◆ Task objective
Transcribe every entry below word for word, but skip the pictures.

◆ Listed entries
□ □ □ □
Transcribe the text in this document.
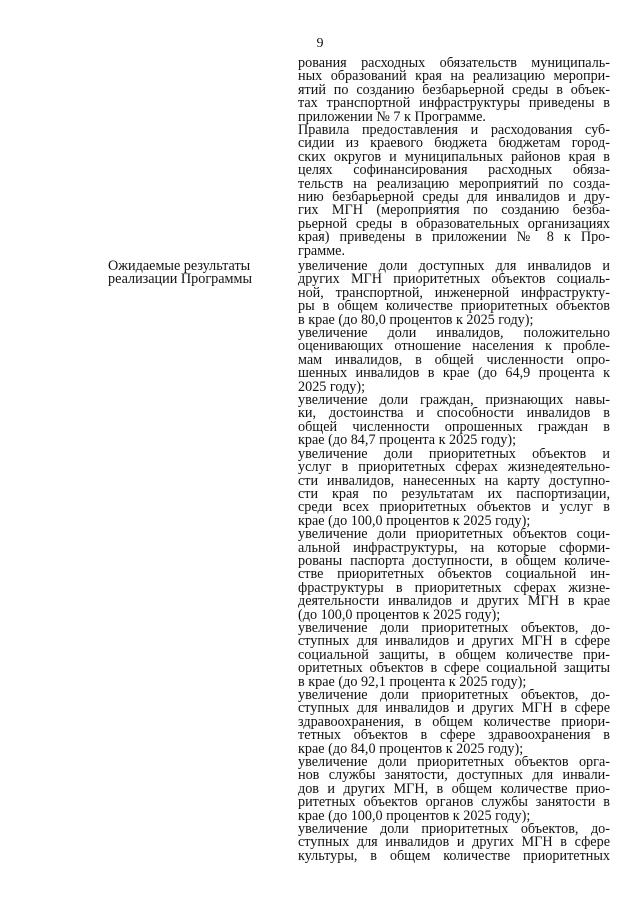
9
рования расходных обязательств муниципаль-
ных образований края на реализацию меропри-
ятий по созданию безбарьерной среды в объек-
тах транспортной инфраструктуры приведены в
приложении № 7 к Программе.
Правила предоставления и расходования суб-
сидии из краевого бюджета бюджетам город-
ских округов и муниципальных районов края в
целях софинансирования расходных обяза-
тельств на реализацию мероприятий по созда-
нию безбарьерной среды для инвалидов и дру-
гих МГН (мероприятия по созданию безба-
рьерной среды в образовательных организациях
края) приведены в приложении № 8 к Про-
грамме.
Ожидаемые результаты
реализации Программы
увеличение доли доступных для инвалидов и
других МГН приоритетных объектов социаль-
ной, транспортной, инженерной инфраструкту-
ры в общем количестве приоритетных объектов
в крае (до 80,0 процентов к 2025 году);
увеличение доли инвалидов, положительно
оценивающих отношение населения к пробле-
мам инвалидов, в общей численности опро-
шенных инвалидов в крае (до 64,9 процента к
2025 году);
увеличение доли граждан, признающих навы-
ки, достоинства и способности инвалидов в
общей численности опрошенных граждан в
крае (до 84,7 процента к 2025 году);
увеличение доли приоритетных объектов и
услуг в приоритетных сферах жизнедеятельно-
сти инвалидов, нанесенных на карту доступно-
сти края по результатам их паспортизации,
среди всех приоритетных объектов и услуг в
крае (до 100,0 процентов к 2025 году);
увеличение доли приоритетных объектов соци-
альной инфраструктуры, на которые сформи-
рованы паспорта доступности, в общем количе-
стве приоритетных объектов социальной ин-
фраструктуры в приоритетных сферах жизне-
деятельности инвалидов и других МГН в крае
(до 100,0 процентов к 2025 году);
увеличение доли приоритетных объектов, до-
ступных для инвалидов и других МГН в сфере
социальной защиты, в общем количестве при-
оритетных объектов в сфере социальной защиты
в крае (до 92,1 процента к 2025 году);
увеличение доли приоритетных объектов, до-
ступных для инвалидов и других МГН в сфере
здравоохранения, в общем количестве приори-
тетных объектов в сфере здравоохранения в
крае (до 84,0 процентов к 2025 году);
увеличение доли приоритетных объектов орга-
нов службы занятости, доступных для инвали-
дов и других МГН, в общем количестве прио-
ритетных объектов органов службы занятости в
крае (до 100,0 процентов к 2025 году);
увеличение доли приоритетных объектов, до-
ступных для инвалидов и других МГН в сфере
культуры, в общем количестве приоритетных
□ □ □ □
◆ Answer
Transcribe the text in this document.
9
рования расходных обязательств муниципаль-
ных образований края на реализацию меропри-
ятий по созданию безбарьерной среды в объек-
тах транспортной инфраструктуры приведены в
приложении № 7 к Программе.
Правила предоставления и расходования суб-
сидии из краевого бюджета бюджетам город-
ских округов и муниципальных районов края в
целях софинансирования расходных обяза-
тельств на реализацию мероприятий по созда-
нию безбарьерной среды для инвалидов и дру-
гих МГН (мероприятия по созданию безба-
рьерной среды в образовательных организациях
края) приведены в приложении № 8 к Про-
грамме.
Ожидаемые результаты
реализации Программы
увеличение доли доступных для инвалидов и
других МГН приоритетных объектов социаль-
ной, транспортной, инженерной инфраструкту-
ры в общем количестве приоритетных объектов
в крае (до 80,0 процентов к 2025 году);
увеличение доли инвалидов, положительно
оценивающих отношение населения к пробле-
мам инвалидов, в общей численности опро-
шенных инвалидов в крае (до 64,9 процента к
2025 году);
увеличение доли граждан, признающих навы-
ки, достоинства и способности инвалидов в
общей численности опрошенных граждан в
крае (до 84,7 процента к 2025 году);
увеличение доли приоритетных объектов и
услуг в приоритетных сферах жизнедеятельно-
сти инвалидов, нанесенных на карту доступно-
сти края по результатам их паспортизации,
среди всех приоритетных объектов и услуг в
крае (до 100,0 процентов к 2025 году);
увеличение доли приоритетных объектов соци-
альной инфраструктуры, на которые сформи-
рованы паспорта доступности, в общем количе-
стве приоритетных объектов социальной ин-
фраструктуры в приоритетных сферах жизне-
деятельности инвалидов и других МГН в крае
(до 100,0 процентов к 2025 году);
увеличение доли приоритетных объектов, до-
ступных для инвалидов и других МГН в сфере
социальной защиты, в общем количестве при-
оритетных объектов в сфере социальной защиты
в крае (до 92,1 процента к 2025 году);
увеличение доли приоритетных объектов, до-
ступных для инвалидов и других МГН в сфере
здравоохранения, в общем количестве приори-
тетных объектов в сфере здравоохранения в
крае (до 84,0 процентов к 2025 году);
увеличение доли приоритетных объектов орга-
нов службы занятости, доступных для инвали-
дов и других МГН, в общем количестве прио-
ритетных объектов органов службы занятости в
крае (до 100,0 процентов к 2025 году);
увеличение доли приоритетных объектов, до-
ступных для инвалидов и других МГН в сфере
культуры, в общем количестве приоритетных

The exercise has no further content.